» **To be done**
Transcribe all of the material exactly. Any picture in it should be left out.

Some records
- - -

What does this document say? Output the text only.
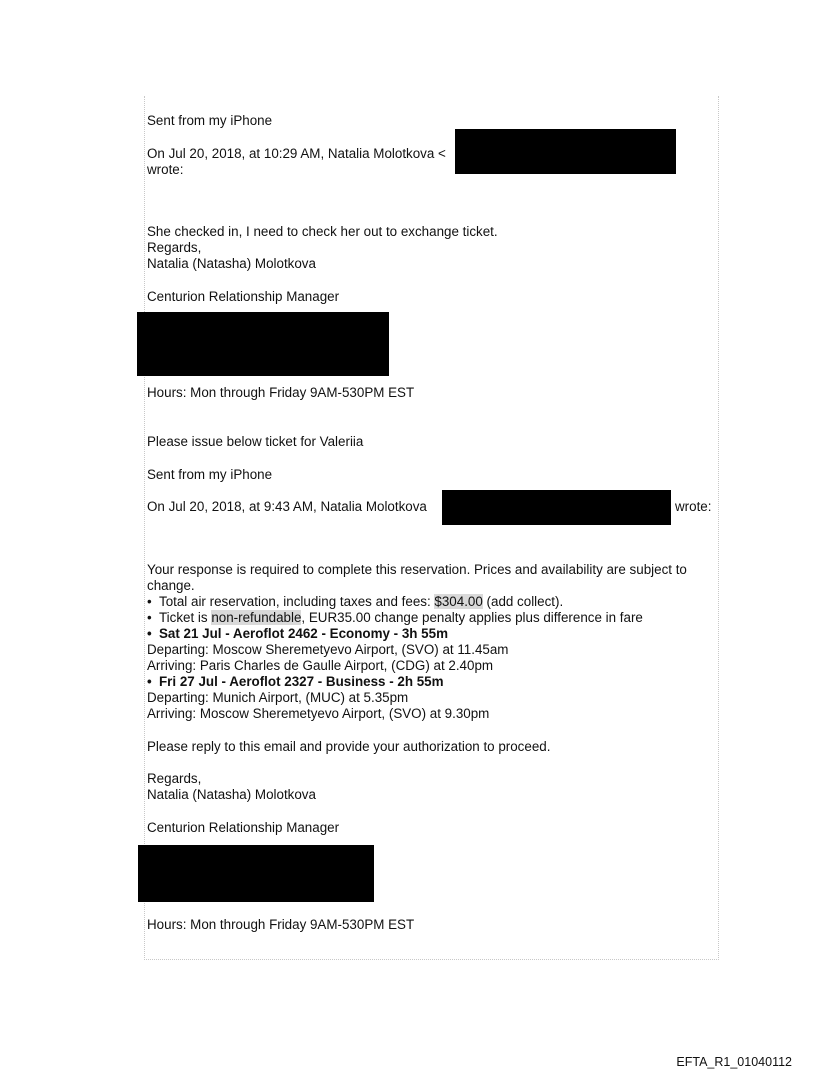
Sent from my iPhone

On Jul 20, 2018, at 10:29 AM, Natalia Molotkova <

wrote:

She checked in, I need to check her out to exchange ticket.

Regards,

Natalia (Natasha) Molotkova

Centurion Relationship Manager

Hours: Mon through Friday 9AM-530PM EST

Please issue below ticket for Valeriia

Sent from my iPhone

On Jul 20, 2018, at 9:43 AM, Natalia Molotkova	wrote:

Your response is required to complete this reservation. Prices and availability are subject to

change.

• Total air reservation, including taxes and fees: $304.00 (add collect).

• Ticket is non-refundable, EUR35.00 change penalty applies plus difference in fare

• Sat 21 Jul - Aeroflot 2462 - Economy - 3h 55m

Departing: Moscow Sheremetyevo Airport, (SVO) at 11.45am

Arriving: Paris Charles de Gaulle Airport, (CDG) at 2.40pm

• Fri 27 Jul - Aeroflot 2327 - Business - 2h 55m

Departing: Munich Airport, (MUC) at 5.35pm

Arriving: Moscow Sheremetyevo Airport, (SVO) at 9.30pm

Please reply to this email and provide your authorization to proceed.

Regards,

Natalia (Natasha) Molotkova

Centurion Relationship Manager

Hours: Mon through Friday 9AM-530PM EST

EFTA_R1_01040112
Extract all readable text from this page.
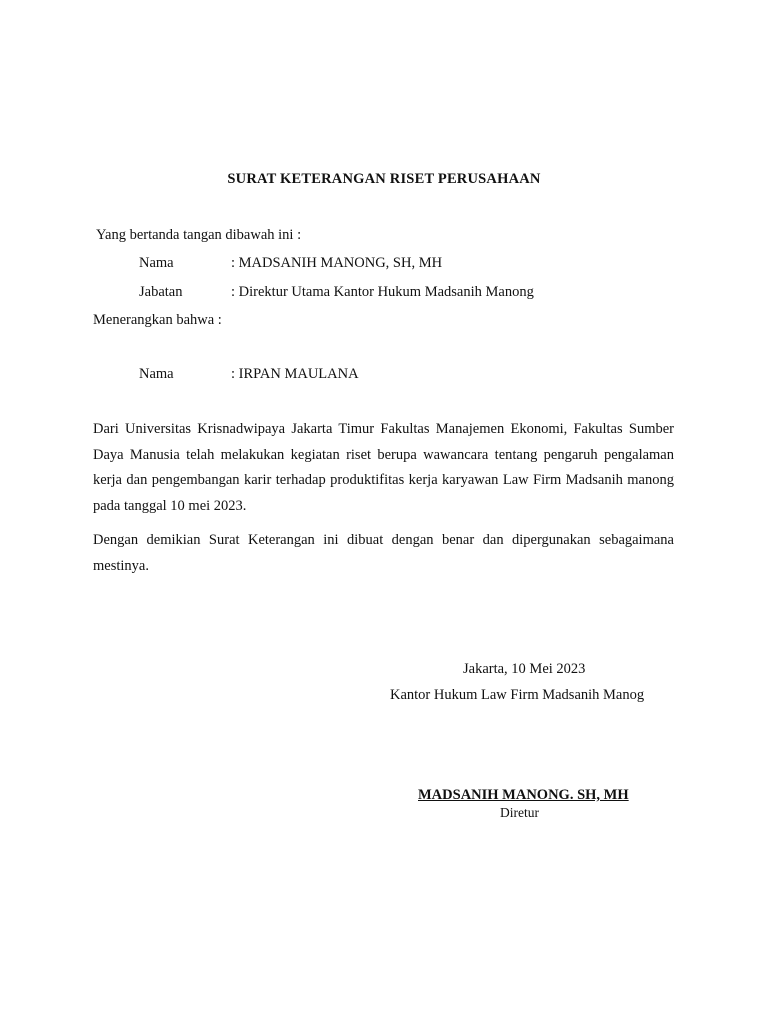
SURAT KETERANGAN RISET PERUSAHAAN
Yang bertanda tangan dibawah ini :
Nama	: MADSANIH MANONG, SH, MH
Jabatan	: Direktur Utama Kantor Hukum Madsanih Manong
Menerangkan bahwa :
Nama	: IRPAN MAULANA
Dari Universitas Krisnadwipaya Jakarta Timur Fakultas Manajemen Ekonomi, Fakultas Sumber Daya Manusia telah melakukan kegiatan riset berupa wawancara tentang pengaruh pengalaman kerja dan pengembangan karir terhadap produktifitas kerja karyawan Law Firm Madsanih manong pada tanggal 10 mei 2023.
Dengan demikian Surat Keterangan ini dibuat dengan benar dan dipergunakan sebagaimana mestinya.
Jakarta, 10 Mei 2023
Kantor Hukum Law Firm Madsanih Manog
MADSANIH MANONG. SH, MH
Diretur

- - -

» **Written response**
What does this document say? Output the text only.
Sent from my iPhone

On Jul 20, 2018, at 10:29 AM, Natalia Molotkova <

wrote:

She checked in, I need to check her out to exchange ticket.

Regards,

Natalia (Natasha) Molotkova

Centurion Relationship Manager

Hours: Mon through Friday 9AM-530PM EST

Please issue below ticket for Valeriia

Sent from my iPhone

On Jul 20, 2018, at 9:43 AM, Natalia Molotkova	wrote:

Your response is required to complete this reservation. Prices and availability are subject to

change.

• Total air reservation, including taxes and fees: $304.00 (add collect).

• Ticket is non-refundable, EUR35.00 change penalty applies plus difference in fare

• Sat 21 Jul - Aeroflot 2462 - Economy - 3h 55m

Departing: Moscow Sheremetyevo Airport, (SVO) at 11.45am

Arriving: Paris Charles de Gaulle Airport, (CDG) at 2.40pm

• Fri 27 Jul - Aeroflot 2327 - Business - 2h 55m

Departing: Munich Airport, (MUC) at 5.35pm

Arriving: Moscow Sheremetyevo Airport, (SVO) at 9.30pm

Please reply to this email and provide your authorization to proceed.

Regards,

Natalia (Natasha) Molotkova

Centurion Relationship Manager

Hours: Mon through Friday 9AM-530PM EST

EFTA_R1_01040112
Extract all readable text from this page.
SURAT KETERANGAN RISET PERUSAHAAN
Yang bertanda tangan dibawah ini :
Nama	: MADSANIH MANONG, SH, MH
Jabatan	: Direktur Utama Kantor Hukum Madsanih Manong
Menerangkan bahwa :
Nama	: IRPAN MAULANA
Dari Universitas Krisnadwipaya Jakarta Timur Fakultas Manajemen Ekonomi, Fakultas Sumber Daya Manusia telah melakukan kegiatan riset berupa wawancara tentang pengaruh pengalaman kerja dan pengembangan karir terhadap produktifitas kerja karyawan Law Firm Madsanih manong pada tanggal 10 mei 2023.
Dengan demikian Surat Keterangan ini dibuat dengan benar dan dipergunakan sebagaimana mestinya.
Jakarta, 10 Mei 2023
Kantor Hukum Law Firm Madsanih Manog
MADSANIH MANONG. SH, MH
Diretur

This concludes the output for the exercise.